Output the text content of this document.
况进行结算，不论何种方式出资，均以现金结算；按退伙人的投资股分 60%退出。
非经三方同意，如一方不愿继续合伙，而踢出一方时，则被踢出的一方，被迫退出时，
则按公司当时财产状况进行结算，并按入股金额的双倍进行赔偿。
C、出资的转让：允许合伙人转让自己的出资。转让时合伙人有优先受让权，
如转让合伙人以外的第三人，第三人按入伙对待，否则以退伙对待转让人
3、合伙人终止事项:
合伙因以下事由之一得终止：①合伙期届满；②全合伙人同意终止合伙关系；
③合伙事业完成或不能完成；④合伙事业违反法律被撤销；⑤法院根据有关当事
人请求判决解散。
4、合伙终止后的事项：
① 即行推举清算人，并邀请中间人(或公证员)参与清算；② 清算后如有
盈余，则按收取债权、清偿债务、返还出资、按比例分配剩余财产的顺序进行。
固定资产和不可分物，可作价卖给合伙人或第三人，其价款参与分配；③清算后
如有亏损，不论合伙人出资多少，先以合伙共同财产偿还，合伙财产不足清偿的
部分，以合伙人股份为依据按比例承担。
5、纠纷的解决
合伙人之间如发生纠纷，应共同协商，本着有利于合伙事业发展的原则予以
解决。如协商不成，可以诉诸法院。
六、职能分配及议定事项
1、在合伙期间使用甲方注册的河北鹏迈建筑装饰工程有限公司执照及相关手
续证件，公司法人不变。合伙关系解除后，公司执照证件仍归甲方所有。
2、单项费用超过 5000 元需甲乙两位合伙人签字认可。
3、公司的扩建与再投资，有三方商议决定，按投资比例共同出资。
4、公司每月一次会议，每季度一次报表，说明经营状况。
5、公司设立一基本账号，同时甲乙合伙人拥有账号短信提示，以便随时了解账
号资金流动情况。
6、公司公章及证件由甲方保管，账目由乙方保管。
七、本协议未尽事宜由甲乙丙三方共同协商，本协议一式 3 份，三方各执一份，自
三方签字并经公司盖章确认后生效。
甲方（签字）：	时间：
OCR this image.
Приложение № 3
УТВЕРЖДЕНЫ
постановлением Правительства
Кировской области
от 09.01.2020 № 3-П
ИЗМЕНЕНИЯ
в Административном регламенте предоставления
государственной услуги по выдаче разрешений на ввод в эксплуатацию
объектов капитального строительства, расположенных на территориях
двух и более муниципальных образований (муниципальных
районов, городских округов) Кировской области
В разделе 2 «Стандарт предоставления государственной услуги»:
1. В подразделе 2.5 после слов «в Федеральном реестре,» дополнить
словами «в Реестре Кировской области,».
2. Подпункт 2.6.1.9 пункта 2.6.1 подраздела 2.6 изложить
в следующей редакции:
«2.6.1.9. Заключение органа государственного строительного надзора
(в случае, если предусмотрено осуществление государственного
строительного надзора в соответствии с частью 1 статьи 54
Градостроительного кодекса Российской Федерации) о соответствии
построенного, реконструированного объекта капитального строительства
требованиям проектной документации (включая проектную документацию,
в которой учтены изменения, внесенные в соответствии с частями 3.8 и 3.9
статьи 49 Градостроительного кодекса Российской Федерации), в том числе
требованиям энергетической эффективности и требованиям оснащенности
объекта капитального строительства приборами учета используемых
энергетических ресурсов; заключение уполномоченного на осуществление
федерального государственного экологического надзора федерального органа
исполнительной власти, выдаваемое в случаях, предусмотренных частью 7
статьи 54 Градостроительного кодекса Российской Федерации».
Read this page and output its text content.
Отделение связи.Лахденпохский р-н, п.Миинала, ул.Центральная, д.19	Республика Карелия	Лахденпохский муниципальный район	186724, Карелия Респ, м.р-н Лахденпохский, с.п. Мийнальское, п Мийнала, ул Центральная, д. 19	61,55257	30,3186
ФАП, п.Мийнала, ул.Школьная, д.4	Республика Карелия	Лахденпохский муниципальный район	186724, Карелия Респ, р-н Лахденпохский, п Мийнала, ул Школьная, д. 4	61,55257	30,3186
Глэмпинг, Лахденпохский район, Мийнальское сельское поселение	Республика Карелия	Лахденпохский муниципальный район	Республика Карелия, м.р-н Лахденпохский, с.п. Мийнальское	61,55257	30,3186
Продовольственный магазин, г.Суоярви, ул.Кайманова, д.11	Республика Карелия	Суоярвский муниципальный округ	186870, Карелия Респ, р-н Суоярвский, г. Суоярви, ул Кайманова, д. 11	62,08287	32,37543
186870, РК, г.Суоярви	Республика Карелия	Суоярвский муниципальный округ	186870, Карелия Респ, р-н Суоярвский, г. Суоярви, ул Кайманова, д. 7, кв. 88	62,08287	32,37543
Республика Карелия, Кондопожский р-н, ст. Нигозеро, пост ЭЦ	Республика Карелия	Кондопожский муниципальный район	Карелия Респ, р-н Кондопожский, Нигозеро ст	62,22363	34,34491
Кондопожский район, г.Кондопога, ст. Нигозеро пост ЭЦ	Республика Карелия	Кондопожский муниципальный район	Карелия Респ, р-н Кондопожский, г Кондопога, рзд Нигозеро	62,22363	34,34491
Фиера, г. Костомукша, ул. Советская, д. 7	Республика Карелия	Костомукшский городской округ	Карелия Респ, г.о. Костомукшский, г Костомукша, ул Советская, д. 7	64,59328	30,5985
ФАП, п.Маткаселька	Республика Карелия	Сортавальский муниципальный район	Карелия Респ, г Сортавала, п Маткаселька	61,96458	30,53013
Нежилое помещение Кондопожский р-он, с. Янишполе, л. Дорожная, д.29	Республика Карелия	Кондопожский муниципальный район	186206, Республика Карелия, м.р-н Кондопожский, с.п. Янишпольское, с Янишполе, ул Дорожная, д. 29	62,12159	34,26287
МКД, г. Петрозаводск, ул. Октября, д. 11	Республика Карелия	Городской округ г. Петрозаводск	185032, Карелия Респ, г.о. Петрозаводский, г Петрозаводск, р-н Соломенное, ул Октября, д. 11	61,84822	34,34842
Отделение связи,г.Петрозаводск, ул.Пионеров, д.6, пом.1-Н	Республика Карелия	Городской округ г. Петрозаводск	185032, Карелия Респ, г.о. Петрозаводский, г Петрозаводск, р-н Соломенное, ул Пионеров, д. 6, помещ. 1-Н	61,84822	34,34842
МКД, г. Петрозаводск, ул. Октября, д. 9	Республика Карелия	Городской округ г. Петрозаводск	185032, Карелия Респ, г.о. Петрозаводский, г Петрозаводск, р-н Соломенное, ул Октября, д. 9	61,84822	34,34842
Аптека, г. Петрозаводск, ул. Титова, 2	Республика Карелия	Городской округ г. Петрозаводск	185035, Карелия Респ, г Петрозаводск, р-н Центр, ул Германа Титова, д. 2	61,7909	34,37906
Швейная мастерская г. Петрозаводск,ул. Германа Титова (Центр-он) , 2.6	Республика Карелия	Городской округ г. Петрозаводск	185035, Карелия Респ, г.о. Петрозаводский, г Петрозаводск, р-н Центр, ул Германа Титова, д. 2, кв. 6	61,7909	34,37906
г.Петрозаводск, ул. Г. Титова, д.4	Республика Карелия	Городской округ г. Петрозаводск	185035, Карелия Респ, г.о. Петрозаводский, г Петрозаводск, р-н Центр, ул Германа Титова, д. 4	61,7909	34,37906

**GOAL:**
Extract each line of the listing above, copying it word for word.

**ANSWER TO THIS TASK:**
Output the text content of this document.
况进行结算，不论何种方式出资，均以现金结算；按退伙人的投资股分 60%退出。
非经三方同意，如一方不愿继续合伙，而踢出一方时，则被踢出的一方，被迫退出时，
则按公司当时财产状况进行结算，并按入股金额的双倍进行赔偿。
C、出资的转让：允许合伙人转让自己的出资。转让时合伙人有优先受让权，
如转让合伙人以外的第三人，第三人按入伙对待，否则以退伙对待转让人
3、合伙人终止事项:
合伙因以下事由之一得终止：①合伙期届满；②全合伙人同意终止合伙关系；
③合伙事业完成或不能完成；④合伙事业违反法律被撤销；⑤法院根据有关当事
人请求判决解散。
4、合伙终止后的事项：
① 即行推举清算人，并邀请中间人(或公证员)参与清算；② 清算后如有
盈余，则按收取债权、清偿债务、返还出资、按比例分配剩余财产的顺序进行。
固定资产和不可分物，可作价卖给合伙人或第三人，其价款参与分配；③清算后
如有亏损，不论合伙人出资多少，先以合伙共同财产偿还，合伙财产不足清偿的
部分，以合伙人股份为依据按比例承担。
5、纠纷的解决
合伙人之间如发生纠纷，应共同协商，本着有利于合伙事业发展的原则予以
解决。如协商不成，可以诉诸法院。
六、职能分配及议定事项
1、在合伙期间使用甲方注册的河北鹏迈建筑装饰工程有限公司执照及相关手
续证件，公司法人不变。合伙关系解除后，公司执照证件仍归甲方所有。
2、单项费用超过 5000 元需甲乙两位合伙人签字认可。
3、公司的扩建与再投资，有三方商议决定，按投资比例共同出资。
4、公司每月一次会议，每季度一次报表，说明经营状况。
5、公司设立一基本账号，同时甲乙合伙人拥有账号短信提示，以便随时了解账
号资金流动情况。
6、公司公章及证件由甲方保管，账目由乙方保管。
七、本协议未尽事宜由甲乙丙三方共同协商，本协议一式 3 份，三方各执一份，自
三方签字并经公司盖章确认后生效。
甲方（签字）：	时间：
OCR this image.
Приложение № 3
УТВЕРЖДЕНЫ
постановлением Правительства
Кировской области
от 09.01.2020 № 3-П
ИЗМЕНЕНИЯ
в Административном регламенте предоставления
государственной услуги по выдаче разрешений на ввод в эксплуатацию
объектов капитального строительства, расположенных на территориях
двух и более муниципальных образований (муниципальных
районов, городских округов) Кировской области
В разделе 2 «Стандарт предоставления государственной услуги»:
1. В подразделе 2.5 после слов «в Федеральном реестре,» дополнить
словами «в Реестре Кировской области,».
2. Подпункт 2.6.1.9 пункта 2.6.1 подраздела 2.6 изложить
в следующей редакции:
«2.6.1.9. Заключение органа государственного строительного надзора
(в случае, если предусмотрено осуществление государственного
строительного надзора в соответствии с частью 1 статьи 54
Градостроительного кодекса Российской Федерации) о соответствии
построенного, реконструированного объекта капитального строительства
требованиям проектной документации (включая проектную документацию,
в которой учтены изменения, внесенные в соответствии с частями 3.8 и 3.9
статьи 49 Градостроительного кодекса Российской Федерации), в том числе
требованиям энергетической эффективности и требованиям оснащенности
объекта капитального строительства приборами учета используемых
энергетических ресурсов; заключение уполномоченного на осуществление
федерального государственного экологического надзора федерального органа
исполнительной власти, выдаваемое в случаях, предусмотренных частью 7
статьи 54 Градостроительного кодекса Российской Федерации».
Read this page and output its text content.
Отделение связи.Лахденпохский р-н, п.Миинала, ул.Центральная, д.19	Республика Карелия	Лахденпохский муниципальный район	186724, Карелия Респ, м.р-н Лахденпохский, с.п. Мийнальское, п Мийнала, ул Центральная, д. 19	61,55257	30,3186
ФАП, п.Мийнала, ул.Школьная, д.4	Республика Карелия	Лахденпохский муниципальный район	186724, Карелия Респ, р-н Лахденпохский, п Мийнала, ул Школьная, д. 4	61,55257	30,3186
Глэмпинг, Лахденпохский район, Мийнальское сельское поселение	Республика Карелия	Лахденпохский муниципальный район	Республика Карелия, м.р-н Лахденпохский, с.п. Мийнальское	61,55257	30,3186
Продовольственный магазин, г.Суоярви, ул.Кайманова, д.11	Республика Карелия	Суоярвский муниципальный округ	186870, Карелия Респ, р-н Суоярвский, г. Суоярви, ул Кайманова, д. 11	62,08287	32,37543
186870, РК, г.Суоярви	Республика Карелия	Суоярвский муниципальный округ	186870, Карелия Респ, р-н Суоярвский, г. Суоярви, ул Кайманова, д. 7, кв. 88	62,08287	32,37543
Республика Карелия, Кондопожский р-н, ст. Нигозеро, пост ЭЦ	Республика Карелия	Кондопожский муниципальный район	Карелия Респ, р-н Кондопожский, Нигозеро ст	62,22363	34,34491
Кондопожский район, г.Кондопога, ст. Нигозеро пост ЭЦ	Республика Карелия	Кондопожский муниципальный район	Карелия Респ, р-н Кондопожский, г Кондопога, рзд Нигозеро	62,22363	34,34491
Фиера, г. Костомукша, ул. Советская, д. 7	Республика Карелия	Костомукшский городской округ	Карелия Респ, г.о. Костомукшский, г Костомукша, ул Советская, д. 7	64,59328	30,5985
ФАП, п.Маткаселька	Республика Карелия	Сортавальский муниципальный район	Карелия Респ, г Сортавала, п Маткаселька	61,96458	30,53013
Нежилое помещение Кондопожский р-он, с. Янишполе, л. Дорожная, д.29	Республика Карелия	Кондопожский муниципальный район	186206, Республика Карелия, м.р-н Кондопожский, с.п. Янишпольское, с Янишполе, ул Дорожная, д. 29	62,12159	34,26287
МКД, г. Петрозаводск, ул. Октября, д. 11	Республика Карелия	Городской округ г. Петрозаводск	185032, Карелия Респ, г.о. Петрозаводский, г Петрозаводск, р-н Соломенное, ул Октября, д. 11	61,84822	34,34842
Отделение связи,г.Петрозаводск, ул.Пионеров, д.6, пом.1-Н	Республика Карелия	Городской округ г. Петрозаводск	185032, Карелия Респ, г.о. Петрозаводский, г Петрозаводск, р-н Соломенное, ул Пионеров, д. 6, помещ. 1-Н	61,84822	34,34842
МКД, г. Петрозаводск, ул. Октября, д. 9	Республика Карелия	Городской округ г. Петрозаводск	185032, Карелия Респ, г.о. Петрозаводский, г Петрозаводск, р-н Соломенное, ул Октября, д. 9	61,84822	34,34842
Аптека, г. Петрозаводск, ул. Титова, 2	Республика Карелия	Городской округ г. Петрозаводск	185035, Карелия Респ, г Петрозаводск, р-н Центр, ул Германа Титова, д. 2	61,7909	34,37906
Швейная мастерская г. Петрозаводск,ул. Германа Титова (Центр-он) , 2.6	Республика Карелия	Городской округ г. Петрозаводск	185035, Карелия Респ, г.о. Петрозаводский, г Петрозаводск, р-н Центр, ул Германа Титова, д. 2, кв. 6	61,7909	34,37906
г.Петрозаводск, ул. Г. Титова, д.4	Республика Карелия	Городской округ г. Петрозаводск	185035, Карелия Респ, г.о. Петрозаводский, г Петрозаводск, р-н Центр, ул Германа Титова, д. 4	61,7909	34,37906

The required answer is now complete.